Gather the lines that hold the string "logo".

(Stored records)
>> begin
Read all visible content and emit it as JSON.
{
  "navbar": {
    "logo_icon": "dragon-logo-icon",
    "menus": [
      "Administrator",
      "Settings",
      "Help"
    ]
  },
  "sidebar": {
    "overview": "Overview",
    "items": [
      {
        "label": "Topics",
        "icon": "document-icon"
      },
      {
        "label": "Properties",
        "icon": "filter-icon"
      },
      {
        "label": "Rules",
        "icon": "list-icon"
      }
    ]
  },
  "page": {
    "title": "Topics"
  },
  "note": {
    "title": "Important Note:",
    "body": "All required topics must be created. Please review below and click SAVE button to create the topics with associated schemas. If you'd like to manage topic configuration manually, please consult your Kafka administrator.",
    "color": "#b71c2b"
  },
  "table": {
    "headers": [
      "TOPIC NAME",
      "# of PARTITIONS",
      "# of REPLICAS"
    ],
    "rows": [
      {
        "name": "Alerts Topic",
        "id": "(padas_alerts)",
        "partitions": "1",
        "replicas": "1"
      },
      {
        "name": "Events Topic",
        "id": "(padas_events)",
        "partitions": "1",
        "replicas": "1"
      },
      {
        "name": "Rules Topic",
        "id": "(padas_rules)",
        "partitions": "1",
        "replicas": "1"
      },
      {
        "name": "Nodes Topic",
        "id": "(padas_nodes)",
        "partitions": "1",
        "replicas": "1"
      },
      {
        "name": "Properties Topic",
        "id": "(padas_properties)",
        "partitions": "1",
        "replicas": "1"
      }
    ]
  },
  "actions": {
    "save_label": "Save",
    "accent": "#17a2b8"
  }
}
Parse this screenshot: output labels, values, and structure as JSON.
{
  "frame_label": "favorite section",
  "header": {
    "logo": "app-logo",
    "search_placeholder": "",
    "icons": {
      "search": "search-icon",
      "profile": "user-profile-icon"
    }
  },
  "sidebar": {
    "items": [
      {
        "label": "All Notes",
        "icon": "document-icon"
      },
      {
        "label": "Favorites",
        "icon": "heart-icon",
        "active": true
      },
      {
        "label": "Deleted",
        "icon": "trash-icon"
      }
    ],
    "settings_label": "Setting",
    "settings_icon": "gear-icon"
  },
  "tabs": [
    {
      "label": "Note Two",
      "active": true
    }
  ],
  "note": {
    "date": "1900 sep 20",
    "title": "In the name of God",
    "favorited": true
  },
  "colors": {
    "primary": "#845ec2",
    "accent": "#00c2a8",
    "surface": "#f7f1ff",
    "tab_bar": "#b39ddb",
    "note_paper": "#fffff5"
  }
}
>> end
→ **TASK RESULT**
    "logo_icon": "dragon-logo-icon",
    "logo": "app-logo",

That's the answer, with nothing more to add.